* **Problem requirements**
Quote the listing below in full and exactly as written, but omit every picture.

[Figure content listings]
************

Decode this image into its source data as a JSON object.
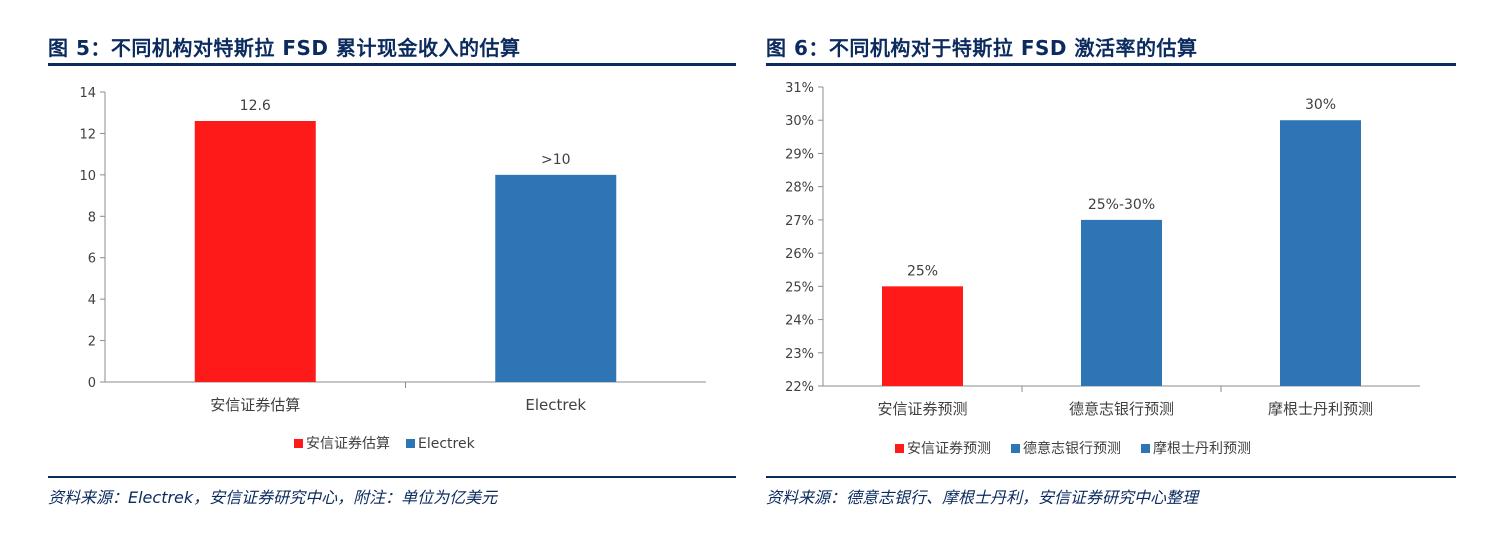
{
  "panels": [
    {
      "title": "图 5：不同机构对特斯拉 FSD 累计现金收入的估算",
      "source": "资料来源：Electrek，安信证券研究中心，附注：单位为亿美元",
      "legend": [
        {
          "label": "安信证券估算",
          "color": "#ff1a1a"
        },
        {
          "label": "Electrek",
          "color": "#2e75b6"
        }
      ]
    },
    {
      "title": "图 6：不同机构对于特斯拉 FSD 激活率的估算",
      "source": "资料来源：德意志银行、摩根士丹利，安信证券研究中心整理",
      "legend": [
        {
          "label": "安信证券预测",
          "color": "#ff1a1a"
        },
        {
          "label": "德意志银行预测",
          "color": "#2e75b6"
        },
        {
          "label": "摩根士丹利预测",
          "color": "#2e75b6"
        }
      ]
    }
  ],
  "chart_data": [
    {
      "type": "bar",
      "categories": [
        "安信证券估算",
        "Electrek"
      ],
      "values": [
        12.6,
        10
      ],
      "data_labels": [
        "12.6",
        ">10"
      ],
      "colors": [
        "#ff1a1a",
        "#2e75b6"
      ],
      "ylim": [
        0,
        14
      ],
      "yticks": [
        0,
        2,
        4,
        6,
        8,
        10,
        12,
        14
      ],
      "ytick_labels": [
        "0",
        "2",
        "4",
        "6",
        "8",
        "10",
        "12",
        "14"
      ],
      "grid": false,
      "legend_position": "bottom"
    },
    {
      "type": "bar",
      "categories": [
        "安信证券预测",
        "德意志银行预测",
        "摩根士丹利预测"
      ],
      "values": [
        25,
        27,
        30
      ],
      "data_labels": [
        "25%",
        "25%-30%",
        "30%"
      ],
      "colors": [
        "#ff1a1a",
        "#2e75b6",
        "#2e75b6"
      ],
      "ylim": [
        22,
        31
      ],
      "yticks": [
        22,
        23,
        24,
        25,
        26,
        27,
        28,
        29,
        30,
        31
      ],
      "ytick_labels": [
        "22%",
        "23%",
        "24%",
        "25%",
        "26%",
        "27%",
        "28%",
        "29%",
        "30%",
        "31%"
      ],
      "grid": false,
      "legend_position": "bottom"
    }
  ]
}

************

* **Solution to this exercise**
Decode this image into its source data as a JSON object.
{
  "panels": [
    {
      "title": "图 5：不同机构对特斯拉 FSD 累计现金收入的估算",
      "source": "资料来源：Electrek，安信证券研究中心，附注：单位为亿美元",
      "legend": [
        {
          "label": "安信证券估算",
          "color": "#ff1a1a"
        },
        {
          "label": "Electrek",
          "color": "#2e75b6"
        }
      ]
    },
    {
      "title": "图 6：不同机构对于特斯拉 FSD 激活率的估算",
      "source": "资料来源：德意志银行、摩根士丹利，安信证券研究中心整理",
      "legend": [
        {
          "label": "安信证券预测",
          "color": "#ff1a1a"
        },
        {
          "label": "德意志银行预测",
          "color": "#2e75b6"
        },
        {
          "label": "摩根士丹利预测",
          "color": "#2e75b6"
        }
      ]
    }
  ],
  "chart_data": [
    {
      "type": "bar",
      "categories": [
        "安信证券估算",
        "Electrek"
      ],
      "values": [
        12.6,
        10
      ],
      "data_labels": [
        "12.6",
        ">10"
      ],
      "colors": [
        "#ff1a1a",
        "#2e75b6"
      ],
      "ylim": [
        0,
        14
      ],
      "yticks": [
        0,
        2,
        4,
        6,
        8,
        10,
        12,
        14
      ],
      "ytick_labels": [
        "0",
        "2",
        "4",
        "6",
        "8",
        "10",
        "12",
        "14"
      ],
      "grid": false,
      "legend_position": "bottom"
    },
    {
      "type": "bar",
      "categories": [
        "安信证券预测",
        "德意志银行预测",
        "摩根士丹利预测"
      ],
      "values": [
        25,
        27,
        30
      ],
      "data_labels": [
        "25%",
        "25%-30%",
        "30%"
      ],
      "colors": [
        "#ff1a1a",
        "#2e75b6",
        "#2e75b6"
      ],
      "ylim": [
        22,
        31
      ],
      "yticks": [
        22,
        23,
        24,
        25,
        26,
        27,
        28,
        29,
        30,
        31
      ],
      "ytick_labels": [
        "22%",
        "23%",
        "24%",
        "25%",
        "26%",
        "27%",
        "28%",
        "29%",
        "30%",
        "31%"
      ],
      "grid": false,
      "legend_position": "bottom"
    }
  ]
}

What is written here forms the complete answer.